* [Data listing]
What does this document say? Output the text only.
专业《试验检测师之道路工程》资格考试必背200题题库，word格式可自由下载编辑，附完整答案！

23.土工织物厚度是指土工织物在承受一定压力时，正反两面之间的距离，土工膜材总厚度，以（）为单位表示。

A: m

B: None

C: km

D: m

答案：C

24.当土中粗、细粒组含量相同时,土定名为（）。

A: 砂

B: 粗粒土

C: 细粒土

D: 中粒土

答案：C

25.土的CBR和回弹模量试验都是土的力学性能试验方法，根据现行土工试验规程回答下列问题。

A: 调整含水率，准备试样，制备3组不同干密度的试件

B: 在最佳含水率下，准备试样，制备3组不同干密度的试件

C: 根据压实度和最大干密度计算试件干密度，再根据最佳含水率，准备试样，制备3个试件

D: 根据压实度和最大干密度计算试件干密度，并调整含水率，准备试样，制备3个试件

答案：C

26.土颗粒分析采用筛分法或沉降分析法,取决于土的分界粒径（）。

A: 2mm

* [Exercise prompt] Repeat all entries. Match them exactly.

* [Task response]
What does this document say? Output the text only.
专业《试验检测师之道路工程》资格考试必背200题题库，word格式可自由下载编辑，附完整答案！

23.土工织物厚度是指土工织物在承受一定压力时，正反两面之间的距离，土工膜材总厚度，以（）为单位表示。

A: m

B: None

C: km

D: m

答案：C

24.当土中粗、细粒组含量相同时,土定名为（）。

A: 砂

B: 粗粒土

C: 细粒土

D: 中粒土

答案：C

25.土的CBR和回弹模量试验都是土的力学性能试验方法，根据现行土工试验规程回答下列问题。

A: 调整含水率，准备试样，制备3组不同干密度的试件

B: 在最佳含水率下，准备试样，制备3组不同干密度的试件

C: 根据压实度和最大干密度计算试件干密度，再根据最佳含水率，准备试样，制备3个试件

D: 根据压实度和最大干密度计算试件干密度，并调整含水率，准备试样，制备3个试件

答案：C

26.土颗粒分析采用筛分法或沉降分析法,取决于土的分界粒径（）。

A: 2mm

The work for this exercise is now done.